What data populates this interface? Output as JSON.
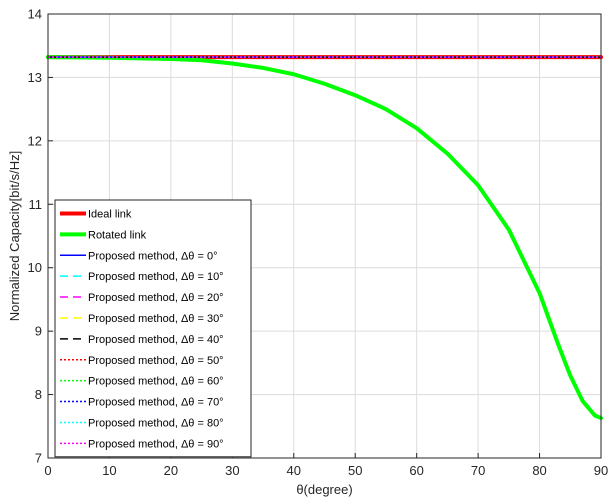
{
  "chart_data": {
    "type": "line",
    "title": "",
    "xlabel": "θ(degree)",
    "ylabel": "Normalized Capacity[bit/s/Hz]",
    "xlim": [
      0,
      90
    ],
    "ylim": [
      7,
      14
    ],
    "x_ticks": [
      "0",
      "10",
      "20",
      "30",
      "40",
      "50",
      "60",
      "70",
      "80",
      "90"
    ],
    "y_ticks": [
      "7",
      "8",
      "9",
      "10",
      "11",
      "12",
      "13",
      "14"
    ],
    "grid": true,
    "legend_position": "bottom-left",
    "x": [
      0,
      10,
      20,
      25,
      30,
      35,
      40,
      45,
      50,
      55,
      60,
      65,
      70,
      75,
      80,
      83,
      85,
      87,
      89,
      90
    ],
    "series": [
      {
        "name": "Ideal link",
        "color": "#ff0000",
        "style": "solid",
        "width": 4,
        "values": [
          13.32,
          13.32,
          13.32,
          13.32,
          13.32,
          13.32,
          13.32,
          13.32,
          13.32,
          13.32,
          13.32,
          13.32,
          13.32,
          13.32,
          13.32,
          13.32,
          13.32,
          13.32,
          13.32,
          13.32
        ]
      },
      {
        "name": "Rotated link",
        "color": "#00ff00",
        "style": "solid",
        "width": 4,
        "values": [
          13.32,
          13.31,
          13.29,
          13.27,
          13.22,
          13.15,
          13.05,
          12.9,
          12.72,
          12.5,
          12.2,
          11.8,
          11.3,
          10.6,
          9.6,
          8.8,
          8.3,
          7.9,
          7.67,
          7.63
        ]
      },
      {
        "name": "Proposed method, Δθ = 0°",
        "color": "#0000ff",
        "style": "solid",
        "width": 1.5,
        "values": [
          13.32,
          13.32,
          13.32,
          13.32,
          13.32,
          13.32,
          13.32,
          13.32,
          13.32,
          13.32,
          13.32,
          13.32,
          13.32,
          13.32,
          13.32,
          13.32,
          13.32,
          13.32,
          13.32,
          13.32
        ]
      },
      {
        "name": "Proposed method, Δθ = 10°",
        "color": "#00ffff",
        "style": "dashed",
        "width": 1.5,
        "values": [
          13.32,
          13.32,
          13.32,
          13.32,
          13.32,
          13.32,
          13.32,
          13.32,
          13.32,
          13.32,
          13.32,
          13.32,
          13.32,
          13.32,
          13.32,
          13.32,
          13.32,
          13.32,
          13.32,
          13.32
        ]
      },
      {
        "name": "Proposed method, Δθ = 20°",
        "color": "#ff00ff",
        "style": "dashed",
        "width": 1.5,
        "values": [
          13.32,
          13.32,
          13.32,
          13.32,
          13.32,
          13.32,
          13.32,
          13.32,
          13.32,
          13.32,
          13.32,
          13.32,
          13.32,
          13.32,
          13.32,
          13.32,
          13.32,
          13.32,
          13.32,
          13.32
        ]
      },
      {
        "name": "Proposed method, Δθ = 30°",
        "color": "#ffff00",
        "style": "dashed",
        "width": 1.5,
        "values": [
          13.32,
          13.32,
          13.32,
          13.32,
          13.32,
          13.32,
          13.32,
          13.32,
          13.32,
          13.32,
          13.32,
          13.32,
          13.32,
          13.32,
          13.32,
          13.32,
          13.32,
          13.32,
          13.32,
          13.32
        ]
      },
      {
        "name": "Proposed method, Δθ = 40°",
        "color": "#000000",
        "style": "dashed",
        "width": 1.5,
        "values": [
          13.32,
          13.32,
          13.32,
          13.32,
          13.32,
          13.32,
          13.32,
          13.32,
          13.32,
          13.32,
          13.32,
          13.32,
          13.32,
          13.32,
          13.32,
          13.32,
          13.32,
          13.32,
          13.32,
          13.32
        ]
      },
      {
        "name": "Proposed method, Δθ = 50°",
        "color": "#ff0000",
        "style": "dotted",
        "width": 1.5,
        "values": [
          13.32,
          13.32,
          13.32,
          13.32,
          13.32,
          13.32,
          13.32,
          13.32,
          13.32,
          13.32,
          13.32,
          13.32,
          13.32,
          13.32,
          13.32,
          13.32,
          13.32,
          13.32,
          13.32,
          13.32
        ]
      },
      {
        "name": "Proposed method, Δθ = 60°",
        "color": "#00ff00",
        "style": "dotted",
        "width": 1.5,
        "values": [
          13.32,
          13.32,
          13.32,
          13.32,
          13.32,
          13.32,
          13.32,
          13.32,
          13.32,
          13.32,
          13.32,
          13.32,
          13.32,
          13.32,
          13.32,
          13.32,
          13.32,
          13.32,
          13.32,
          13.32
        ]
      },
      {
        "name": "Proposed method, Δθ = 70°",
        "color": "#0000ff",
        "style": "dotted",
        "width": 1.5,
        "values": [
          13.32,
          13.32,
          13.32,
          13.32,
          13.32,
          13.32,
          13.32,
          13.32,
          13.32,
          13.32,
          13.32,
          13.32,
          13.32,
          13.32,
          13.32,
          13.32,
          13.32,
          13.32,
          13.32,
          13.32
        ]
      },
      {
        "name": "Proposed method, Δθ = 80°",
        "color": "#00ffff",
        "style": "dotted",
        "width": 1.5,
        "values": [
          13.32,
          13.32,
          13.32,
          13.32,
          13.32,
          13.32,
          13.32,
          13.32,
          13.32,
          13.32,
          13.32,
          13.32,
          13.32,
          13.32,
          13.32,
          13.32,
          13.32,
          13.32,
          13.32,
          13.32
        ]
      },
      {
        "name": "Proposed method, Δθ = 90°",
        "color": "#ff00ff",
        "style": "dotted",
        "width": 1.5,
        "values": [
          13.32,
          13.32,
          13.32,
          13.32,
          13.32,
          13.32,
          13.32,
          13.32,
          13.32,
          13.32,
          13.32,
          13.32,
          13.32,
          13.32,
          13.32,
          13.32,
          13.32,
          13.32,
          13.32,
          13.32
        ]
      }
    ]
  }
}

WRITTEN INSTRUCTION:
Return the material exactly as given, apart from the pictures.

EXERCISE SOLUTION:
What data populates this interface? Output as JSON.
{
  "chart_data": {
    "type": "line",
    "title": "",
    "xlabel": "θ(degree)",
    "ylabel": "Normalized Capacity[bit/s/Hz]",
    "xlim": [
      0,
      90
    ],
    "ylim": [
      7,
      14
    ],
    "x_ticks": [
      "0",
      "10",
      "20",
      "30",
      "40",
      "50",
      "60",
      "70",
      "80",
      "90"
    ],
    "y_ticks": [
      "7",
      "8",
      "9",
      "10",
      "11",
      "12",
      "13",
      "14"
    ],
    "grid": true,
    "legend_position": "bottom-left",
    "x": [
      0,
      10,
      20,
      25,
      30,
      35,
      40,
      45,
      50,
      55,
      60,
      65,
      70,
      75,
      80,
      83,
      85,
      87,
      89,
      90
    ],
    "series": [
      {
        "name": "Ideal link",
        "color": "#ff0000",
        "style": "solid",
        "width": 4,
        "values": [
          13.32,
          13.32,
          13.32,
          13.32,
          13.32,
          13.32,
          13.32,
          13.32,
          13.32,
          13.32,
          13.32,
          13.32,
          13.32,
          13.32,
          13.32,
          13.32,
          13.32,
          13.32,
          13.32,
          13.32
        ]
      },
      {
        "name": "Rotated link",
        "color": "#00ff00",
        "style": "solid",
        "width": 4,
        "values": [
          13.32,
          13.31,
          13.29,
          13.27,
          13.22,
          13.15,
          13.05,
          12.9,
          12.72,
          12.5,
          12.2,
          11.8,
          11.3,
          10.6,
          9.6,
          8.8,
          8.3,
          7.9,
          7.67,
          7.63
        ]
      },
      {
        "name": "Proposed method, Δθ = 0°",
        "color": "#0000ff",
        "style": "solid",
        "width": 1.5,
        "values": [
          13.32,
          13.32,
          13.32,
          13.32,
          13.32,
          13.32,
          13.32,
          13.32,
          13.32,
          13.32,
          13.32,
          13.32,
          13.32,
          13.32,
          13.32,
          13.32,
          13.32,
          13.32,
          13.32,
          13.32
        ]
      },
      {
        "name": "Proposed method, Δθ = 10°",
        "color": "#00ffff",
        "style": "dashed",
        "width": 1.5,
        "values": [
          13.32,
          13.32,
          13.32,
          13.32,
          13.32,
          13.32,
          13.32,
          13.32,
          13.32,
          13.32,
          13.32,
          13.32,
          13.32,
          13.32,
          13.32,
          13.32,
          13.32,
          13.32,
          13.32,
          13.32
        ]
      },
      {
        "name": "Proposed method, Δθ = 20°",
        "color": "#ff00ff",
        "style": "dashed",
        "width": 1.5,
        "values": [
          13.32,
          13.32,
          13.32,
          13.32,
          13.32,
          13.32,
          13.32,
          13.32,
          13.32,
          13.32,
          13.32,
          13.32,
          13.32,
          13.32,
          13.32,
          13.32,
          13.32,
          13.32,
          13.32,
          13.32
        ]
      },
      {
        "name": "Proposed method, Δθ = 30°",
        "color": "#ffff00",
        "style": "dashed",
        "width": 1.5,
        "values": [
          13.32,
          13.32,
          13.32,
          13.32,
          13.32,
          13.32,
          13.32,
          13.32,
          13.32,
          13.32,
          13.32,
          13.32,
          13.32,
          13.32,
          13.32,
          13.32,
          13.32,
          13.32,
          13.32,
          13.32
        ]
      },
      {
        "name": "Proposed method, Δθ = 40°",
        "color": "#000000",
        "style": "dashed",
        "width": 1.5,
        "values": [
          13.32,
          13.32,
          13.32,
          13.32,
          13.32,
          13.32,
          13.32,
          13.32,
          13.32,
          13.32,
          13.32,
          13.32,
          13.32,
          13.32,
          13.32,
          13.32,
          13.32,
          13.32,
          13.32,
          13.32
        ]
      },
      {
        "name": "Proposed method, Δθ = 50°",
        "color": "#ff0000",
        "style": "dotted",
        "width": 1.5,
        "values": [
          13.32,
          13.32,
          13.32,
          13.32,
          13.32,
          13.32,
          13.32,
          13.32,
          13.32,
          13.32,
          13.32,
          13.32,
          13.32,
          13.32,
          13.32,
          13.32,
          13.32,
          13.32,
          13.32,
          13.32
        ]
      },
      {
        "name": "Proposed method, Δθ = 60°",
        "color": "#00ff00",
        "style": "dotted",
        "width": 1.5,
        "values": [
          13.32,
          13.32,
          13.32,
          13.32,
          13.32,
          13.32,
          13.32,
          13.32,
          13.32,
          13.32,
          13.32,
          13.32,
          13.32,
          13.32,
          13.32,
          13.32,
          13.32,
          13.32,
          13.32,
          13.32
        ]
      },
      {
        "name": "Proposed method, Δθ = 70°",
        "color": "#0000ff",
        "style": "dotted",
        "width": 1.5,
        "values": [
          13.32,
          13.32,
          13.32,
          13.32,
          13.32,
          13.32,
          13.32,
          13.32,
          13.32,
          13.32,
          13.32,
          13.32,
          13.32,
          13.32,
          13.32,
          13.32,
          13.32,
          13.32,
          13.32,
          13.32
        ]
      },
      {
        "name": "Proposed method, Δθ = 80°",
        "color": "#00ffff",
        "style": "dotted",
        "width": 1.5,
        "values": [
          13.32,
          13.32,
          13.32,
          13.32,
          13.32,
          13.32,
          13.32,
          13.32,
          13.32,
          13.32,
          13.32,
          13.32,
          13.32,
          13.32,
          13.32,
          13.32,
          13.32,
          13.32,
          13.32,
          13.32
        ]
      },
      {
        "name": "Proposed method, Δθ = 90°",
        "color": "#ff00ff",
        "style": "dotted",
        "width": 1.5,
        "values": [
          13.32,
          13.32,
          13.32,
          13.32,
          13.32,
          13.32,
          13.32,
          13.32,
          13.32,
          13.32,
          13.32,
          13.32,
          13.32,
          13.32,
          13.32,
          13.32,
          13.32,
          13.32,
          13.32,
          13.32
        ]
      }
    ]
  }
}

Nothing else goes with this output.